═══ DATA FOR THE TASK

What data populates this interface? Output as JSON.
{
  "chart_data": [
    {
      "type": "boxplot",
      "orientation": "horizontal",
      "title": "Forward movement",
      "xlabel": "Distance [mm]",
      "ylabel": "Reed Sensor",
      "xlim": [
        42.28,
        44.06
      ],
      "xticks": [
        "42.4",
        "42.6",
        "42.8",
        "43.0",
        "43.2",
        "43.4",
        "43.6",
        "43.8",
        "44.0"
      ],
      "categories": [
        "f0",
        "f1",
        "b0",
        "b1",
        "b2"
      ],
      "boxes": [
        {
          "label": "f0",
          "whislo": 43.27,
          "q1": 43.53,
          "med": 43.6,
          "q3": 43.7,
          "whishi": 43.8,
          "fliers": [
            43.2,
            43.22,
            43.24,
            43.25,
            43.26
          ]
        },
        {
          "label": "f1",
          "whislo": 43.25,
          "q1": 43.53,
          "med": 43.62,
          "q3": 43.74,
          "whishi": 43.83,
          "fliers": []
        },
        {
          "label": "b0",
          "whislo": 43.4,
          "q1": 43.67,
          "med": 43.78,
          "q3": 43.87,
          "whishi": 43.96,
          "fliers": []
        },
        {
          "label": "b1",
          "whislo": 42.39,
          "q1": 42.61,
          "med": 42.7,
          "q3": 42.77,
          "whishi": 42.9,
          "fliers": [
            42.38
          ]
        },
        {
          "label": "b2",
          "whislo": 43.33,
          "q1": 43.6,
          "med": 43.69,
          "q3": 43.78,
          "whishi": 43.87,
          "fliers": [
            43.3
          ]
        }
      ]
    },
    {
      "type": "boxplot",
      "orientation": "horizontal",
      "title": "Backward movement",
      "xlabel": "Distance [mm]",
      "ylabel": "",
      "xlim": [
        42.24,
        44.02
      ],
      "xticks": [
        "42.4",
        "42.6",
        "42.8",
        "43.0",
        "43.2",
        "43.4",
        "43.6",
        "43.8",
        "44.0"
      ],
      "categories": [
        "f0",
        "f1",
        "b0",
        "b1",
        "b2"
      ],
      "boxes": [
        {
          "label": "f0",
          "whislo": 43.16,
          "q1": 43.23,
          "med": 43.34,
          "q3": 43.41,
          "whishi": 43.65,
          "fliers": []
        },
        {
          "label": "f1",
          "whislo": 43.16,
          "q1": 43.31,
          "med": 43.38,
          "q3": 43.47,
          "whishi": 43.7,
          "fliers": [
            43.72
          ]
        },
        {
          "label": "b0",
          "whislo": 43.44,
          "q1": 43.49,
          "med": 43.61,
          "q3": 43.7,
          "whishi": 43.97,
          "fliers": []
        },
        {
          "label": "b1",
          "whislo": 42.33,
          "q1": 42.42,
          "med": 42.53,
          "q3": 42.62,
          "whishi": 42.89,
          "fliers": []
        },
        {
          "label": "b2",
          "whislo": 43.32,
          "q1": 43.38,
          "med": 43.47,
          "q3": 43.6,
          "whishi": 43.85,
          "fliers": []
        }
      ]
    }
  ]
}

══════

§ INSTRUCTION: Output the full listing exactly as it stands.

§ ANSWER TO THE TASK:
What data populates this interface? Output as JSON.
{
  "chart_data": [
    {
      "type": "boxplot",
      "orientation": "horizontal",
      "title": "Forward movement",
      "xlabel": "Distance [mm]",
      "ylabel": "Reed Sensor",
      "xlim": [
        42.28,
        44.06
      ],
      "xticks": [
        "42.4",
        "42.6",
        "42.8",
        "43.0",
        "43.2",
        "43.4",
        "43.6",
        "43.8",
        "44.0"
      ],
      "categories": [
        "f0",
        "f1",
        "b0",
        "b1",
        "b2"
      ],
      "boxes": [
        {
          "label": "f0",
          "whislo": 43.27,
          "q1": 43.53,
          "med": 43.6,
          "q3": 43.7,
          "whishi": 43.8,
          "fliers": [
            43.2,
            43.22,
            43.24,
            43.25,
            43.26
          ]
        },
        {
          "label": "f1",
          "whislo": 43.25,
          "q1": 43.53,
          "med": 43.62,
          "q3": 43.74,
          "whishi": 43.83,
          "fliers": []
        },
        {
          "label": "b0",
          "whislo": 43.4,
          "q1": 43.67,
          "med": 43.78,
          "q3": 43.87,
          "whishi": 43.96,
          "fliers": []
        },
        {
          "label": "b1",
          "whislo": 42.39,
          "q1": 42.61,
          "med": 42.7,
          "q3": 42.77,
          "whishi": 42.9,
          "fliers": [
            42.38
          ]
        },
        {
          "label": "b2",
          "whislo": 43.33,
          "q1": 43.6,
          "med": 43.69,
          "q3": 43.78,
          "whishi": 43.87,
          "fliers": [
            43.3
          ]
        }
      ]
    },
    {
      "type": "boxplot",
      "orientation": "horizontal",
      "title": "Backward movement",
      "xlabel": "Distance [mm]",
      "ylabel": "",
      "xlim": [
        42.24,
        44.02
      ],
      "xticks": [
        "42.4",
        "42.6",
        "42.8",
        "43.0",
        "43.2",
        "43.4",
        "43.6",
        "43.8",
        "44.0"
      ],
      "categories": [
        "f0",
        "f1",
        "b0",
        "b1",
        "b2"
      ],
      "boxes": [
        {
          "label": "f0",
          "whislo": 43.16,
          "q1": 43.23,
          "med": 43.34,
          "q3": 43.41,
          "whishi": 43.65,
          "fliers": []
        },
        {
          "label": "f1",
          "whislo": 43.16,
          "q1": 43.31,
          "med": 43.38,
          "q3": 43.47,
          "whishi": 43.7,
          "fliers": [
            43.72
          ]
        },
        {
          "label": "b0",
          "whislo": 43.44,
          "q1": 43.49,
          "med": 43.61,
          "q3": 43.7,
          "whishi": 43.97,
          "fliers": []
        },
        {
          "label": "b1",
          "whislo": 42.33,
          "q1": 42.42,
          "med": 42.53,
          "q3": 42.62,
          "whishi": 42.89,
          "fliers": []
        },
        {
          "label": "b2",
          "whislo": 43.32,
          "q1": 43.38,
          "med": 43.47,
          "q3": 43.6,
          "whishi": 43.85,
          "fliers": []
        }
      ]
    }
  ]
}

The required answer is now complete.